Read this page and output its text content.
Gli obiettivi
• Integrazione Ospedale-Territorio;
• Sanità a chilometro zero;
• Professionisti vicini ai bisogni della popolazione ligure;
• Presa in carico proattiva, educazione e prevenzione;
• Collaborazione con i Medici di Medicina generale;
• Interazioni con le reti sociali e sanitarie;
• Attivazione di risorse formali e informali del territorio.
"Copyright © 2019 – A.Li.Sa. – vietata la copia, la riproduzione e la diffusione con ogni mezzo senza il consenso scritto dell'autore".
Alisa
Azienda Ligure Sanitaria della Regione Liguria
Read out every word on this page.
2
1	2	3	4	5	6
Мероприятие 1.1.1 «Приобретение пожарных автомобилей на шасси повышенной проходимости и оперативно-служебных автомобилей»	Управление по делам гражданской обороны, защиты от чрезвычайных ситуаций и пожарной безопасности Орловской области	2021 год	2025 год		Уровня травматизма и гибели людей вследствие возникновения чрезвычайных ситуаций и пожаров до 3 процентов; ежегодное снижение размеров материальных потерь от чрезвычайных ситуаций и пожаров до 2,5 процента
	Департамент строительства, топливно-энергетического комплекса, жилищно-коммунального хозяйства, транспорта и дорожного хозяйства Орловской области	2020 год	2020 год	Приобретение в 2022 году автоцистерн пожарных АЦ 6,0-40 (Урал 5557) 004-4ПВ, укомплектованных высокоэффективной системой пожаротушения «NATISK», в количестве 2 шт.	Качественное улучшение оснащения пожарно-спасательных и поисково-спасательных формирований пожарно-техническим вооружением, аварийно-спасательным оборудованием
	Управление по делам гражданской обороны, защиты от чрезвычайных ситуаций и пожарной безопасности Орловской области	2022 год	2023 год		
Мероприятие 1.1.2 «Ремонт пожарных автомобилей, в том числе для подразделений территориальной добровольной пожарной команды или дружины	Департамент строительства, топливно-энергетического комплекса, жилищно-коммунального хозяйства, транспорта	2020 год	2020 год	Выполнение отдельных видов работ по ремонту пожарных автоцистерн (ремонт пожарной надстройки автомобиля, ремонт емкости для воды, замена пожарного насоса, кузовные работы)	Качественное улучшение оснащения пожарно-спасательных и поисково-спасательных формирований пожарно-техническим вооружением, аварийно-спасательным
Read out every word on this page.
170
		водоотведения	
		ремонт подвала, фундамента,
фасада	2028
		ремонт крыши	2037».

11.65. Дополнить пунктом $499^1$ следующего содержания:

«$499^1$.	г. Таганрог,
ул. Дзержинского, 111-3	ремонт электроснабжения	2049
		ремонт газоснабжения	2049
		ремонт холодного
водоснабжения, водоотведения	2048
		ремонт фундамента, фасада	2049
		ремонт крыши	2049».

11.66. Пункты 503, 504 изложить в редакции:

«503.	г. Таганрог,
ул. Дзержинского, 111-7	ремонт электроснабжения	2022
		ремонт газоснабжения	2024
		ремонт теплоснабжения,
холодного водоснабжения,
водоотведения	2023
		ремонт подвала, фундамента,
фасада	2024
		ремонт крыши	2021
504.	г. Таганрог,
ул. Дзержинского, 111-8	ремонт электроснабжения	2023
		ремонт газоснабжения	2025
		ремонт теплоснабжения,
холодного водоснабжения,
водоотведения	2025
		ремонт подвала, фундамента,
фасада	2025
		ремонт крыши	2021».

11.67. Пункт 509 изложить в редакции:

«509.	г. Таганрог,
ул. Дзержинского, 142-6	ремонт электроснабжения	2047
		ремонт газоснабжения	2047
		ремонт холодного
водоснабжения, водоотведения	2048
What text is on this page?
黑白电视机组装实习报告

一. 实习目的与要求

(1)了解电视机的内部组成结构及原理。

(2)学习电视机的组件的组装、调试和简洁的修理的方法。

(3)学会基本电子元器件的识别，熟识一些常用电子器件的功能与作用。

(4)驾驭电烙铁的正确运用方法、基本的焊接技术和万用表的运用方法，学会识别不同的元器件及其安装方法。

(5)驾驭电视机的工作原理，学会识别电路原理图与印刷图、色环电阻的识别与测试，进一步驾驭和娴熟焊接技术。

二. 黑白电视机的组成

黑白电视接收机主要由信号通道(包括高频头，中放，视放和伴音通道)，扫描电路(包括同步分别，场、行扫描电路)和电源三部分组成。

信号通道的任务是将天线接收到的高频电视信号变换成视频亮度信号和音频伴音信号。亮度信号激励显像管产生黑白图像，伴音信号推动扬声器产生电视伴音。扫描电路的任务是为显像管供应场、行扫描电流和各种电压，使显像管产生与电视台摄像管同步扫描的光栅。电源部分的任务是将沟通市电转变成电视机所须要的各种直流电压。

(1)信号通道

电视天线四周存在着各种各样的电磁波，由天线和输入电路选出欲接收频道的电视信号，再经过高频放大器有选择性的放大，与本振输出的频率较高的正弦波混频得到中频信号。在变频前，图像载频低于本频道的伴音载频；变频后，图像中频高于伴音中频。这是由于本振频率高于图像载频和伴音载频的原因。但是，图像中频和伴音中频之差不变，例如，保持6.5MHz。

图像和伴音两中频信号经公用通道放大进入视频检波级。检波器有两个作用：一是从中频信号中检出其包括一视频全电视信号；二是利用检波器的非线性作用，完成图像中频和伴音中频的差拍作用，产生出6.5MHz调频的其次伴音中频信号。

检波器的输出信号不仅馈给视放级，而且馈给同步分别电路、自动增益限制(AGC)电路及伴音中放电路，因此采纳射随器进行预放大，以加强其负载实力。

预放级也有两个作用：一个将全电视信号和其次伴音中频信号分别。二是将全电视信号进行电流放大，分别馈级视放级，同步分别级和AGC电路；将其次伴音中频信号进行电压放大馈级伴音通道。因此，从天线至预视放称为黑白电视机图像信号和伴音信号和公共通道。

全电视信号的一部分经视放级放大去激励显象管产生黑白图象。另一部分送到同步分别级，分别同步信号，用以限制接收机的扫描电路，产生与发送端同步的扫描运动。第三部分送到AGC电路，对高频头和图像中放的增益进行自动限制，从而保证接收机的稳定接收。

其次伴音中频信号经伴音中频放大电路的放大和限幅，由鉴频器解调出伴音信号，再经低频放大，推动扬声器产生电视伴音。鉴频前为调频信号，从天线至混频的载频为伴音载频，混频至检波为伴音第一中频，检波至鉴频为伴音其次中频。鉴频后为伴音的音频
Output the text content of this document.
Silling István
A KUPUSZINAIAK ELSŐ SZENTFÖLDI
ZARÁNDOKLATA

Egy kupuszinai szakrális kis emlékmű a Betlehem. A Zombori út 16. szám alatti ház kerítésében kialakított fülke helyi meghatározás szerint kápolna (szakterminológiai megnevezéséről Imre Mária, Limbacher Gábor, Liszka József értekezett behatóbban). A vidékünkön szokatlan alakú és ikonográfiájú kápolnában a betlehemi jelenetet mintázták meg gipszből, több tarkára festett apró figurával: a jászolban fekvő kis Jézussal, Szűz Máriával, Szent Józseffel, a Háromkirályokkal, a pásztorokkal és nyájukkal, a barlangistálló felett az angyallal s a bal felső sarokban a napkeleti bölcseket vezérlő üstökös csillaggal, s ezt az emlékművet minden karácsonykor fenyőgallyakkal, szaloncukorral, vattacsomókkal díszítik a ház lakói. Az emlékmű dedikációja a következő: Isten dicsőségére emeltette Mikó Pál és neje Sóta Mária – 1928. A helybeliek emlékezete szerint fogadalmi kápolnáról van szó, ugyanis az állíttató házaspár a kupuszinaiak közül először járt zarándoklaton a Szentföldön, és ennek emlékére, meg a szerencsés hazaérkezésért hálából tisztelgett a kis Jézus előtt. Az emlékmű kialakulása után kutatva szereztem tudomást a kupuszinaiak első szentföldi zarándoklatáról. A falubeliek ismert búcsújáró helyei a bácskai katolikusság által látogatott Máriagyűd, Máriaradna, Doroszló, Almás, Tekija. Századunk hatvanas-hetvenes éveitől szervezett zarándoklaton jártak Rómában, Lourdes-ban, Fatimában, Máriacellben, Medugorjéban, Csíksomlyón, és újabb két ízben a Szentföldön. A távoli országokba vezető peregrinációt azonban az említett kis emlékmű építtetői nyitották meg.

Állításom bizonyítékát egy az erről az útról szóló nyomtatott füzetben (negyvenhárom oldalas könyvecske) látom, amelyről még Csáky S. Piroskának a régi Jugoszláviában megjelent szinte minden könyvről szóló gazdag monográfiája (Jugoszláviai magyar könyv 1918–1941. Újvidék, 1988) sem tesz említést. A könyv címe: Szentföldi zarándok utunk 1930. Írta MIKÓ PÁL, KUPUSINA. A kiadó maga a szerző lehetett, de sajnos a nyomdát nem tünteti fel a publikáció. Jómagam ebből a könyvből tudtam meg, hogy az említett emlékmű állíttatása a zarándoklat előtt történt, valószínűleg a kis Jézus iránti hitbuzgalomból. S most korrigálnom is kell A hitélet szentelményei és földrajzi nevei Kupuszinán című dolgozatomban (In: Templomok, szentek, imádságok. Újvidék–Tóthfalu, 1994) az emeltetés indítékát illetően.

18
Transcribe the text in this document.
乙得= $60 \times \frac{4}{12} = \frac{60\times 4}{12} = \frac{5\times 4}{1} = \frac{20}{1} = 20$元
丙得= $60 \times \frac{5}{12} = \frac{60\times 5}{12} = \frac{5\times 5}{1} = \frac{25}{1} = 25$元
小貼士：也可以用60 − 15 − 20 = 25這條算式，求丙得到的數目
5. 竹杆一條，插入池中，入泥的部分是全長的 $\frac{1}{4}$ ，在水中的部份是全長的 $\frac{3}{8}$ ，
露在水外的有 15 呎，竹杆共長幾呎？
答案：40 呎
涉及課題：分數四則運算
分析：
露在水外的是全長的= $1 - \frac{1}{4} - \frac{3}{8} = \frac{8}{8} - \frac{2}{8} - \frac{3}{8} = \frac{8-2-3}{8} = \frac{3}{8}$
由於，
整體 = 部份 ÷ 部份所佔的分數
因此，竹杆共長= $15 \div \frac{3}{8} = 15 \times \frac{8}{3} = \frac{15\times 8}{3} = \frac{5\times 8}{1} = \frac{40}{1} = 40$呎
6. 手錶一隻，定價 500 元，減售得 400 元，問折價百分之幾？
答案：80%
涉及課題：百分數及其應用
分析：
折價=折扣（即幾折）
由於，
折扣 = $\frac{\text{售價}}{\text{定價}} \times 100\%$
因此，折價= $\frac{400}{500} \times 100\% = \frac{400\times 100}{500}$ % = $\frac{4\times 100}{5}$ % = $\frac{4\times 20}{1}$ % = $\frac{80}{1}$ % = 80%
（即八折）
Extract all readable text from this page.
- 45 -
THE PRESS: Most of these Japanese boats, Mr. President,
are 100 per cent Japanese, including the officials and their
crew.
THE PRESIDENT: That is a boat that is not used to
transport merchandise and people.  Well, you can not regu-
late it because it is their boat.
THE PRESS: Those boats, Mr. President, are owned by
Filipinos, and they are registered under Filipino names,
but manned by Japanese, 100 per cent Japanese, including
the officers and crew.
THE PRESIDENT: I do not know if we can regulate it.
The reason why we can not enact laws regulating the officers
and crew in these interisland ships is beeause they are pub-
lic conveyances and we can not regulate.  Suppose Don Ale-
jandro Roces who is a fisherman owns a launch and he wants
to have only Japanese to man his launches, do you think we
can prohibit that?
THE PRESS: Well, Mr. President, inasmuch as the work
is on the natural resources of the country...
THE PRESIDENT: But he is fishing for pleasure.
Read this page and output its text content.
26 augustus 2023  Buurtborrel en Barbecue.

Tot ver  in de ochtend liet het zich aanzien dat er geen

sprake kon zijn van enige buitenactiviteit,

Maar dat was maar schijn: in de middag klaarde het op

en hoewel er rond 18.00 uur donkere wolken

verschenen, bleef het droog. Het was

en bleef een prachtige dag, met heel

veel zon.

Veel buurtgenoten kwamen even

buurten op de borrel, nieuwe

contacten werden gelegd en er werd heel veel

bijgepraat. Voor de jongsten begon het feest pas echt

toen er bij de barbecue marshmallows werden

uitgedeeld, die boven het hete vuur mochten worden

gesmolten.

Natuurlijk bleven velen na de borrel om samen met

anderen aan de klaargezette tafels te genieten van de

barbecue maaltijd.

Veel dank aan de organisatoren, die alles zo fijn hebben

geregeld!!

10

....

Report every line containing the word "делам" from the listing above.

Мероприятие 1.1.1 «Приобретение пожарных автомобилей на шасси повышенной проходимости и оперативно-служебных автомобилей»	Управление по делам гражданской обороны, защиты от чрезвычайных ситуаций и пожарной безопасности Орловской области	2021 год	2025 год		Уровня травматизма и гибели людей вследствие возникновения чрезвычайных ситуаций и пожаров до 3 процентов; ежегодное снижение размеров материальных потерь от чрезвычайных ситуаций и пожаров до 2,5 процента
	Управление по делам гражданской обороны, защиты от чрезвычайных ситуаций и пожарной безопасности Орловской области	2022 год	2023 год		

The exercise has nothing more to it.